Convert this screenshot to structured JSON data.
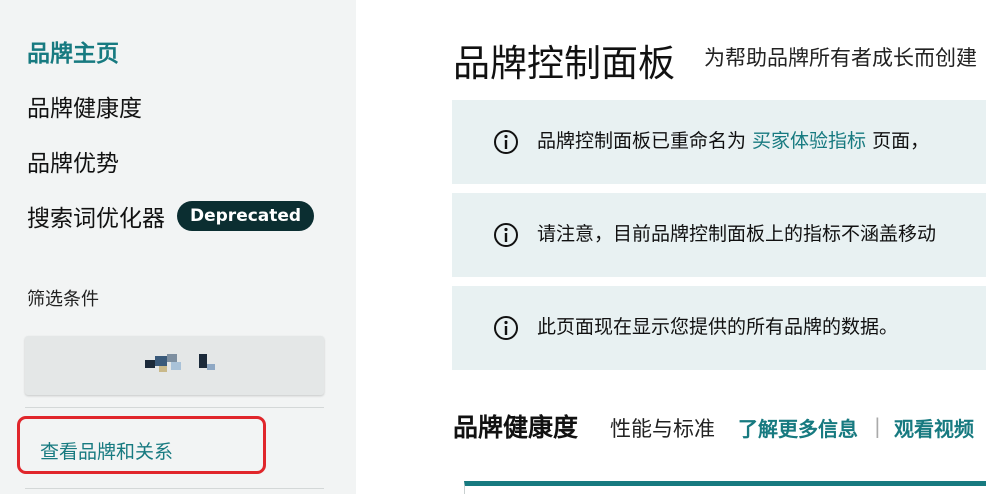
{
  "sidebar": {
    "nav": [
      {
        "label": "品牌主页",
        "active": true
      },
      {
        "label": "品牌健康度",
        "active": false
      },
      {
        "label": "品牌优势",
        "active": false
      },
      {
        "label": "搜索词优化器",
        "active": false,
        "badge": "Deprecated"
      }
    ],
    "filter_title": "筛选条件",
    "brand_link": "查看品牌和关系"
  },
  "main": {
    "title": "品牌控制面板",
    "subtitle": "为帮助品牌所有者成长而创建",
    "notices": [
      {
        "prefix": "品牌控制面板已重命名为 ",
        "link": "买家体验指标",
        "suffix": " 页面，"
      },
      {
        "prefix": "请注意，目前品牌控制面板上的指标不涵盖移动",
        "link": "",
        "suffix": ""
      },
      {
        "prefix": "此页面现在显示您提供的所有品牌的数据。",
        "link": "",
        "suffix": ""
      }
    ],
    "section": {
      "title": "品牌健康度",
      "subtitle": "性能与标准",
      "learn_more": "了解更多信息",
      "separator": "|",
      "watch_video": "观看视频"
    }
  },
  "colors": {
    "accent": "#177a80",
    "badge_bg": "#0b2e31",
    "notice_bg": "#e8f1f2",
    "sidebar_bg": "#f2f4f4",
    "highlight": "#e0262b"
  },
  "icons": [
    "info-icon"
  ]
}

• • • • • • •

Work instructions:
Repeat the records above exactly, leaving out the pictures.

The result:
Convert this screenshot to structured JSON data.
{
  "sidebar": {
    "nav": [
      {
        "label": "品牌主页",
        "active": true
      },
      {
        "label": "品牌健康度",
        "active": false
      },
      {
        "label": "品牌优势",
        "active": false
      },
      {
        "label": "搜索词优化器",
        "active": false,
        "badge": "Deprecated"
      }
    ],
    "filter_title": "筛选条件",
    "brand_link": "查看品牌和关系"
  },
  "main": {
    "title": "品牌控制面板",
    "subtitle": "为帮助品牌所有者成长而创建",
    "notices": [
      {
        "prefix": "品牌控制面板已重命名为 ",
        "link": "买家体验指标",
        "suffix": " 页面，"
      },
      {
        "prefix": "请注意，目前品牌控制面板上的指标不涵盖移动",
        "link": "",
        "suffix": ""
      },
      {
        "prefix": "此页面现在显示您提供的所有品牌的数据。",
        "link": "",
        "suffix": ""
      }
    ],
    "section": {
      "title": "品牌健康度",
      "subtitle": "性能与标准",
      "learn_more": "了解更多信息",
      "separator": "|",
      "watch_video": "观看视频"
    }
  },
  "colors": {
    "accent": "#177a80",
    "badge_bg": "#0b2e31",
    "notice_bg": "#e8f1f2",
    "sidebar_bg": "#f2f4f4",
    "highlight": "#e0262b"
  },
  "icons": [
    "info-icon"
  ]
}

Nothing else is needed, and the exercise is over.